======== Data entries ========
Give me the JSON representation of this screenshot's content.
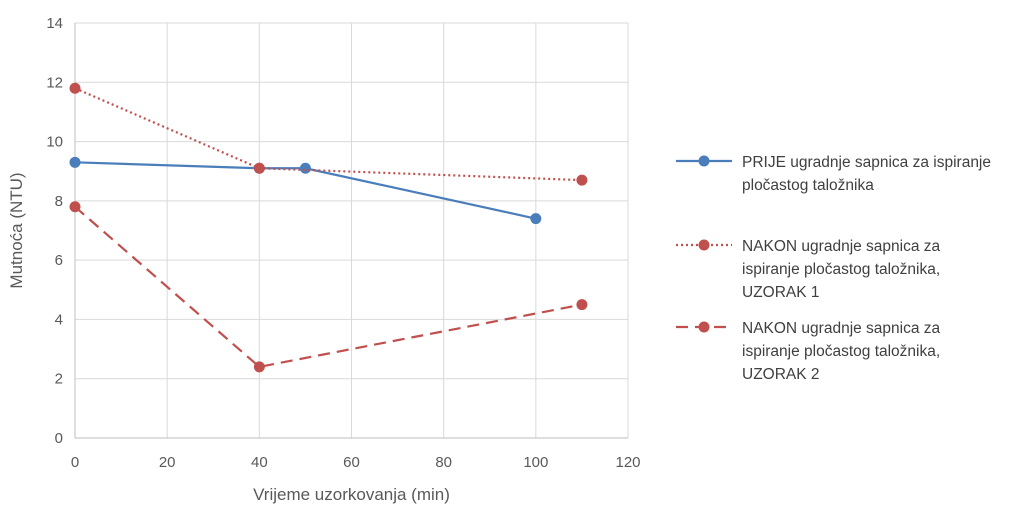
{
  "chart_data": {
    "type": "scatter",
    "xlabel": "Vrijeme uzorkovanja (min)",
    "ylabel": "Mutnoća (NTU)",
    "xlim": [
      0,
      120
    ],
    "ylim": [
      0,
      14
    ],
    "x_ticks": [
      "0",
      "20",
      "40",
      "60",
      "80",
      "100",
      "120"
    ],
    "y_ticks": [
      "0",
      "2",
      "4",
      "6",
      "8",
      "10",
      "12",
      "14"
    ],
    "grid": true,
    "legend_position": "right",
    "series": [
      {
        "name": "PRIJE ugradnje  sapnica za ispiranje pločastog taložnika",
        "legend_lines": [
          "PRIJE ugradnje  sapnica za ispiranje",
          "pločastog taložnika"
        ],
        "color": "#4a7ebb",
        "line_style": "solid",
        "x": [
          0,
          40,
          50,
          100
        ],
        "y": [
          9.3,
          9.1,
          9.1,
          7.4
        ]
      },
      {
        "name": "NAKON ugradnje sapnica za ispiranje pločastog taložnika, UZORAK 1",
        "legend_lines": [
          "NAKON ugradnje sapnica za",
          "ispiranje pločastog taložnika,",
          "UZORAK 1"
        ],
        "color": "#c0504d",
        "line_style": "dotted",
        "x": [
          0,
          40,
          110
        ],
        "y": [
          11.8,
          9.1,
          8.7
        ]
      },
      {
        "name": "NAKON ugradnje sapnica za ispiranje pločastog taložnika, UZORAK 2",
        "legend_lines": [
          "NAKON ugradnje sapnica za",
          "ispiranje pločastog taložnika,",
          "UZORAK 2"
        ],
        "color": "#c0504d",
        "line_style": "dashed",
        "x": [
          0,
          40,
          110
        ],
        "y": [
          7.8,
          2.4,
          4.5
        ]
      }
    ]
  }
}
========
Quote the data above in full and without alteration; skip the pictures.

Result of this task =>
Give me the JSON representation of this screenshot's content.
{
  "chart_data": {
    "type": "scatter",
    "xlabel": "Vrijeme uzorkovanja (min)",
    "ylabel": "Mutnoća (NTU)",
    "xlim": [
      0,
      120
    ],
    "ylim": [
      0,
      14
    ],
    "x_ticks": [
      "0",
      "20",
      "40",
      "60",
      "80",
      "100",
      "120"
    ],
    "y_ticks": [
      "0",
      "2",
      "4",
      "6",
      "8",
      "10",
      "12",
      "14"
    ],
    "grid": true,
    "legend_position": "right",
    "series": [
      {
        "name": "PRIJE ugradnje  sapnica za ispiranje pločastog taložnika",
        "legend_lines": [
          "PRIJE ugradnje  sapnica za ispiranje",
          "pločastog taložnika"
        ],
        "color": "#4a7ebb",
        "line_style": "solid",
        "x": [
          0,
          40,
          50,
          100
        ],
        "y": [
          9.3,
          9.1,
          9.1,
          7.4
        ]
      },
      {
        "name": "NAKON ugradnje sapnica za ispiranje pločastog taložnika, UZORAK 1",
        "legend_lines": [
          "NAKON ugradnje sapnica za",
          "ispiranje pločastog taložnika,",
          "UZORAK 1"
        ],
        "color": "#c0504d",
        "line_style": "dotted",
        "x": [
          0,
          40,
          110
        ],
        "y": [
          11.8,
          9.1,
          8.7
        ]
      },
      {
        "name": "NAKON ugradnje sapnica za ispiranje pločastog taložnika, UZORAK 2",
        "legend_lines": [
          "NAKON ugradnje sapnica za",
          "ispiranje pločastog taložnika,",
          "UZORAK 2"
        ],
        "color": "#c0504d",
        "line_style": "dashed",
        "x": [
          0,
          40,
          110
        ],
        "y": [
          7.8,
          2.4,
          4.5
        ]
      }
    ]
  }
}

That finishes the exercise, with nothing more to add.